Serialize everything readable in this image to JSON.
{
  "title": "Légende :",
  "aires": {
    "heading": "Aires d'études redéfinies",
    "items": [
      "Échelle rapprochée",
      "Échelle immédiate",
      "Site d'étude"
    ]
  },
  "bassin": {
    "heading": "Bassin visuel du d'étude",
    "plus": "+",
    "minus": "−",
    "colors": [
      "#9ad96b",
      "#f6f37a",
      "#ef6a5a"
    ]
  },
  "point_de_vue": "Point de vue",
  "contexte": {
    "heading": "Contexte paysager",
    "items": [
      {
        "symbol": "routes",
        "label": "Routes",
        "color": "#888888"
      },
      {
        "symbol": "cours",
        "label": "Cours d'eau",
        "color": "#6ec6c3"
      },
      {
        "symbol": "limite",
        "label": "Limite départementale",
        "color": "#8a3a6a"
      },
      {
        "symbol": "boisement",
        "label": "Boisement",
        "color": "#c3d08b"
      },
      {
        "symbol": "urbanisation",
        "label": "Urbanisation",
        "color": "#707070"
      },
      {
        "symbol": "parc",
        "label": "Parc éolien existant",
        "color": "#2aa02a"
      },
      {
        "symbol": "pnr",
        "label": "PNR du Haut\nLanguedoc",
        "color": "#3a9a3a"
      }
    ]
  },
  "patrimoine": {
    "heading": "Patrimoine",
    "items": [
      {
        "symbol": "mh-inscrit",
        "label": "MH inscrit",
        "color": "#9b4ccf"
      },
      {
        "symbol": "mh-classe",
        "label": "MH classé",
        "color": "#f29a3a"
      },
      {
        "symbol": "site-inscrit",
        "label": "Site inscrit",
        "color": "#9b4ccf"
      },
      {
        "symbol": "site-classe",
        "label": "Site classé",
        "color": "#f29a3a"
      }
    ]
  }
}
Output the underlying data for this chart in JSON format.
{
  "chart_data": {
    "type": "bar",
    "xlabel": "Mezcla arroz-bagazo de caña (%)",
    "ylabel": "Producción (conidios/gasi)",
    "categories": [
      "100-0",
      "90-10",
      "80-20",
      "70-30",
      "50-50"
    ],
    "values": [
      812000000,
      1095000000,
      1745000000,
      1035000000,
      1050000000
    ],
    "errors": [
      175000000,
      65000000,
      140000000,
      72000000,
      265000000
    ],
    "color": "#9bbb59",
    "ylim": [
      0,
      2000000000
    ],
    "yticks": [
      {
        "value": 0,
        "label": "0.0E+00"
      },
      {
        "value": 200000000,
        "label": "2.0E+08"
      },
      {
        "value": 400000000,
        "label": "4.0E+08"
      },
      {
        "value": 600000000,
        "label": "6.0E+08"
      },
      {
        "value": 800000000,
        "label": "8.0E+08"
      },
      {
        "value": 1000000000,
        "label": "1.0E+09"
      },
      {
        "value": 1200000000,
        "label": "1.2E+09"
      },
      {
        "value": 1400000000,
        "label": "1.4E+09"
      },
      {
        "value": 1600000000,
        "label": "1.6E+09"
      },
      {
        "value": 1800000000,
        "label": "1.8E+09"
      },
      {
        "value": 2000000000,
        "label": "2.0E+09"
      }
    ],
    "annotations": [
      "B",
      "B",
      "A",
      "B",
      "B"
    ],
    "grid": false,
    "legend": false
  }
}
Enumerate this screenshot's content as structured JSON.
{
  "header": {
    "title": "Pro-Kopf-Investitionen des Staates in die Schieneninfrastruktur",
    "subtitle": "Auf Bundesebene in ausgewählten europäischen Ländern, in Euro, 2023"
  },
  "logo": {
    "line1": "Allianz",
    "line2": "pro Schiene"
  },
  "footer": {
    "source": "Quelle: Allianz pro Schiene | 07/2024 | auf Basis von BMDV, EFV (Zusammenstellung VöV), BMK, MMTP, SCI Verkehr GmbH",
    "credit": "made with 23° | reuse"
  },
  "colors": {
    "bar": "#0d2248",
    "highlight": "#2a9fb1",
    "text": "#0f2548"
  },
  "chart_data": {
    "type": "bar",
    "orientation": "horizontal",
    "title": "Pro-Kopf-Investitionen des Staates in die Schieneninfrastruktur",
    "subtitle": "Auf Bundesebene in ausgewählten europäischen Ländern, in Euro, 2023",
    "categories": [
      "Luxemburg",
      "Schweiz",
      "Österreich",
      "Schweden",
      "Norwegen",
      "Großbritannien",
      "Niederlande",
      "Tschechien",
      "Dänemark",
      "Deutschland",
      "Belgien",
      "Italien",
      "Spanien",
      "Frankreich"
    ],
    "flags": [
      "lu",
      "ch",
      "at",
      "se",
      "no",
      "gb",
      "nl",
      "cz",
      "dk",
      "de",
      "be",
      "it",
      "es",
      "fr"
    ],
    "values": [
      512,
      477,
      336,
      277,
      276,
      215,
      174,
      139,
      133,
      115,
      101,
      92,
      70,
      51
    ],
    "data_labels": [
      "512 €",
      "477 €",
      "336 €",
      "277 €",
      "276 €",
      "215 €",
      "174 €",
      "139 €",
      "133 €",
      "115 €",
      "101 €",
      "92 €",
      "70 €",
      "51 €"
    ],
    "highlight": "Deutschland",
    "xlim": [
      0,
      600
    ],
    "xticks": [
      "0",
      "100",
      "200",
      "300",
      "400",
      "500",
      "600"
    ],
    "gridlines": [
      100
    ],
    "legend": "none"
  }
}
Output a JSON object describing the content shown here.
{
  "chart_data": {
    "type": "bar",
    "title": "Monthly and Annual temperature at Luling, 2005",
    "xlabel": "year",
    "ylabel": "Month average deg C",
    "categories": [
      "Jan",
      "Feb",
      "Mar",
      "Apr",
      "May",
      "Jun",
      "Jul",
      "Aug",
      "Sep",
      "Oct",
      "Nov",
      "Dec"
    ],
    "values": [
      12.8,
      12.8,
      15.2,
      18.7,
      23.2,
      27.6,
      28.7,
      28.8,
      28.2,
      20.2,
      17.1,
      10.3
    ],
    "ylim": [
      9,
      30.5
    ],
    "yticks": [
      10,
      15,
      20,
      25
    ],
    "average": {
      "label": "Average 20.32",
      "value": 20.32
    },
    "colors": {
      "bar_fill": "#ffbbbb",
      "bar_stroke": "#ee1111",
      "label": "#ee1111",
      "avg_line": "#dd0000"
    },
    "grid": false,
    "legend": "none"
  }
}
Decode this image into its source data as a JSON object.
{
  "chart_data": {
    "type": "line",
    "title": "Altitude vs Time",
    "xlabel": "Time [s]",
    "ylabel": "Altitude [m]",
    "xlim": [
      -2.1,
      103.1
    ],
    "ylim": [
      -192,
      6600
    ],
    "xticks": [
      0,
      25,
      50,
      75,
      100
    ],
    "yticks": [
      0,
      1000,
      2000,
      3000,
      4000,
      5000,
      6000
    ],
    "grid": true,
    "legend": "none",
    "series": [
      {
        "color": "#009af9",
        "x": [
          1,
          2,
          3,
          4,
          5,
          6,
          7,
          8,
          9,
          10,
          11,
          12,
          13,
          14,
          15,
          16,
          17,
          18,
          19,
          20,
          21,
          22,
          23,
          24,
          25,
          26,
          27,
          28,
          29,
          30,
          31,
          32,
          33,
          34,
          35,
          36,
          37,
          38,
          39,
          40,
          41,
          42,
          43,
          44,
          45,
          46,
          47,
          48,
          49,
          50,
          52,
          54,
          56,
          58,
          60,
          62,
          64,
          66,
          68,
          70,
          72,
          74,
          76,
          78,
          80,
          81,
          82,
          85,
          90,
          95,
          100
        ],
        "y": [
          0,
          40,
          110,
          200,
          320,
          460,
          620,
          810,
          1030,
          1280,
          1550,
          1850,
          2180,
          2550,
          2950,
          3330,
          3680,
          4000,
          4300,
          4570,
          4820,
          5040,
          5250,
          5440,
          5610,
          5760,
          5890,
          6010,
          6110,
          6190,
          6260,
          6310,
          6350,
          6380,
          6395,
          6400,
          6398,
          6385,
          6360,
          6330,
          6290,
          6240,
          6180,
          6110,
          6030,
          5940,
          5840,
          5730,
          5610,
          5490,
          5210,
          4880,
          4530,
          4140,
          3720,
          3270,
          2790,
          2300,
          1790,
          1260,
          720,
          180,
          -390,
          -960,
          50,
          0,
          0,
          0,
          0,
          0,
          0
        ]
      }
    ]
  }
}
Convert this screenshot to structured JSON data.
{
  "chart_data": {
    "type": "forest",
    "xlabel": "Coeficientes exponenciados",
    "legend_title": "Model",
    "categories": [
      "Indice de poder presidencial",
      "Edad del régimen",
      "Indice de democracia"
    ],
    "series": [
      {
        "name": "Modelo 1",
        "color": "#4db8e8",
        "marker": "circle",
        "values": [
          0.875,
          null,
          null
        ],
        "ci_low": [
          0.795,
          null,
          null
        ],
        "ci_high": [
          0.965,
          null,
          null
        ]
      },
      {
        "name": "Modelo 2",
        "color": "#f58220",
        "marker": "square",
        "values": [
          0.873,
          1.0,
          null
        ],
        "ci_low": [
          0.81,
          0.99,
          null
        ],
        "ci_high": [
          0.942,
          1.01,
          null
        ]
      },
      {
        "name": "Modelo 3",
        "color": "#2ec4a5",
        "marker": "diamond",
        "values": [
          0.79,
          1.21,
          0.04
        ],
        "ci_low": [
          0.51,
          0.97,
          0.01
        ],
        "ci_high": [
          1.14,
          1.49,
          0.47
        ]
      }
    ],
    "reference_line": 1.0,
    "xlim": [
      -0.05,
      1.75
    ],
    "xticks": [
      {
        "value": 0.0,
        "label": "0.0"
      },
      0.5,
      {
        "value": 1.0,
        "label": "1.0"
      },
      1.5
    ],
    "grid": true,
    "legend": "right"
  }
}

→ **Instructions for the task**
Find the word "name" and list each line it appears in.

→ **Response to this task**
        "name": "Modelo 1",
        "name": "Modelo 2",
        "name": "Modelo 3",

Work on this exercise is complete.